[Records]
--*--

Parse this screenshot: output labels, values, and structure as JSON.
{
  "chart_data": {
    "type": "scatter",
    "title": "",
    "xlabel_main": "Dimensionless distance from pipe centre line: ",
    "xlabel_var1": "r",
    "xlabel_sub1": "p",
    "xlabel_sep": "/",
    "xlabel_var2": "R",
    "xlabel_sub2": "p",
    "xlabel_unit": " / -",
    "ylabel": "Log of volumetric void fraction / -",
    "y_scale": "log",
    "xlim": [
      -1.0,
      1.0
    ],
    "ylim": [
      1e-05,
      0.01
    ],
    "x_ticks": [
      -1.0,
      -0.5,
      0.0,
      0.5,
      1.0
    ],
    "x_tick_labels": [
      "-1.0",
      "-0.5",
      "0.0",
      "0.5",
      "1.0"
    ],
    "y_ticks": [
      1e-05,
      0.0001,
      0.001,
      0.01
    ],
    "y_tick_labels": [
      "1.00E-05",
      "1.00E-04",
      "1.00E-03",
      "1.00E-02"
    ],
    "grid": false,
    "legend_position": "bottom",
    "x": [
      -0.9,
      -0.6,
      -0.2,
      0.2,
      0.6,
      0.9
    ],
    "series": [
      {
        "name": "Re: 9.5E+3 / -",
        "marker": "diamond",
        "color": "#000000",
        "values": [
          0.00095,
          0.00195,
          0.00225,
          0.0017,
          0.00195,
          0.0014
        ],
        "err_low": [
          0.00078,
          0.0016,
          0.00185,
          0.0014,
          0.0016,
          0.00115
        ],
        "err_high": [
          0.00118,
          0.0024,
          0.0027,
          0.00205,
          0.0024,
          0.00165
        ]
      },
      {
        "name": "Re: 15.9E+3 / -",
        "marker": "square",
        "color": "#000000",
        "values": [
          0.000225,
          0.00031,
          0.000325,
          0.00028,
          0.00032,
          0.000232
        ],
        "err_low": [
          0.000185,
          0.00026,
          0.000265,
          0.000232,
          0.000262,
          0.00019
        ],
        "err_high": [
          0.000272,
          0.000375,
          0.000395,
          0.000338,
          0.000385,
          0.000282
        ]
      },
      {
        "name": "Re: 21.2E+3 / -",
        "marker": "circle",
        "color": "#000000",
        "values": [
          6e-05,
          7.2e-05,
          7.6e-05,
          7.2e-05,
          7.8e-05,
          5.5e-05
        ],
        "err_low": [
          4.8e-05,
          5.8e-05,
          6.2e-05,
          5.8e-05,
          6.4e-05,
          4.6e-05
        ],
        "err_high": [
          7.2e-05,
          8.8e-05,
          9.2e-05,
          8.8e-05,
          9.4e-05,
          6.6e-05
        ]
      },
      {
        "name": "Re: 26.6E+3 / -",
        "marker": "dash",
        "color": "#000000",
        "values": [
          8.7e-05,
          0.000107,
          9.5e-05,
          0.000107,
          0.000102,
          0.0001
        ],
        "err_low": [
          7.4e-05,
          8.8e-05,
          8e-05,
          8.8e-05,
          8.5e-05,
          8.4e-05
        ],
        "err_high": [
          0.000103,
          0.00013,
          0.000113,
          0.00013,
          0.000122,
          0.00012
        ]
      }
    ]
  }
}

--*--

• WHAT TO WORK ON: Copy out every line of the listing that contains the string "marker".

• RESULT OF THIS TASK:
        "marker": "diamond",
        "marker": "square",
        "marker": "circle",
        "marker": "dash",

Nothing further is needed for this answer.